### Given information
— Begin —
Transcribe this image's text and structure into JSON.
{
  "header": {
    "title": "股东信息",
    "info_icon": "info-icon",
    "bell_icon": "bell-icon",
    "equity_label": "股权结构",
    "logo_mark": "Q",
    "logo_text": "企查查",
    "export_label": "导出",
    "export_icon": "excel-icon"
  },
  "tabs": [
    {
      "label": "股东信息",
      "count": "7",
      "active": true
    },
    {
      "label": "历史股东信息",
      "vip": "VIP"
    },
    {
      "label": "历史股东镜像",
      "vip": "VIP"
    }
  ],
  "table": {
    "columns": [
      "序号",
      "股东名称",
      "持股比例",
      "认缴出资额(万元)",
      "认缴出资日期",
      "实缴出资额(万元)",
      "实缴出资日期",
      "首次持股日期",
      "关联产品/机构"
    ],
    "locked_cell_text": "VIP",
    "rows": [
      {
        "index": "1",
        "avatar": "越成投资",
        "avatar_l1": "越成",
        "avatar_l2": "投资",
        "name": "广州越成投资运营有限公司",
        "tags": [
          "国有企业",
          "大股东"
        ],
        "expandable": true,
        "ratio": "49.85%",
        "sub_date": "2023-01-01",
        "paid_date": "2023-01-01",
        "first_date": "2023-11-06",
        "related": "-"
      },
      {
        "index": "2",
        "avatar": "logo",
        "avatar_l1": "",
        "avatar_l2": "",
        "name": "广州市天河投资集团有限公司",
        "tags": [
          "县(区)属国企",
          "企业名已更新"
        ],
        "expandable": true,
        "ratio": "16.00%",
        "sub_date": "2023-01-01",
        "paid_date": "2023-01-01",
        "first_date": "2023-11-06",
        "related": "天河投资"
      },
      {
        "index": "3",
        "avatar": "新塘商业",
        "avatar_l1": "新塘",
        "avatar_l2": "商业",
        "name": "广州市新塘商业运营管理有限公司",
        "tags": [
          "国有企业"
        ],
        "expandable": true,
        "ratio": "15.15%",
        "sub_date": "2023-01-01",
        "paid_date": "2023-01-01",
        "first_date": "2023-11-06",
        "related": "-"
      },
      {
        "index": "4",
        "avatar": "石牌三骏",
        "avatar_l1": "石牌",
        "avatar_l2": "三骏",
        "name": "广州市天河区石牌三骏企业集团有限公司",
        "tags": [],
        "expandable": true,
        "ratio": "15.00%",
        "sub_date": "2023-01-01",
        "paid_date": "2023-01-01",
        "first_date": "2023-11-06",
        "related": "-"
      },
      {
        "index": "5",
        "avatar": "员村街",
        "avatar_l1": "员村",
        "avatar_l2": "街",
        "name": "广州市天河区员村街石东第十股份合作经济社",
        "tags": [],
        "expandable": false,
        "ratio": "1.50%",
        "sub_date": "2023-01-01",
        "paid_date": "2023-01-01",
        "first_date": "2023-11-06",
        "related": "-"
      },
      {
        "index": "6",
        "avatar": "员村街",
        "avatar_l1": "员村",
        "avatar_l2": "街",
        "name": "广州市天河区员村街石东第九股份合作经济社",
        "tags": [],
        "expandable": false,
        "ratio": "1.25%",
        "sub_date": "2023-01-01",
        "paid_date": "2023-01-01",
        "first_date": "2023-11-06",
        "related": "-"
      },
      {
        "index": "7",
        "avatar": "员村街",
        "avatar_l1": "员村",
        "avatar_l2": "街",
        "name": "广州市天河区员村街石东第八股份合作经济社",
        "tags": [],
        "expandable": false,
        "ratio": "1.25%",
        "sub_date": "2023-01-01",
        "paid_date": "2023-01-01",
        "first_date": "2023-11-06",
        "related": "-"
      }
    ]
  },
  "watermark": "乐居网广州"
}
— End —
### Set problem
Where a line of the data holds "icon", show that line.

### Correct response
    "info_icon": "info-icon",
    "bell_icon": "bell-icon",
    "export_icon": "excel-icon"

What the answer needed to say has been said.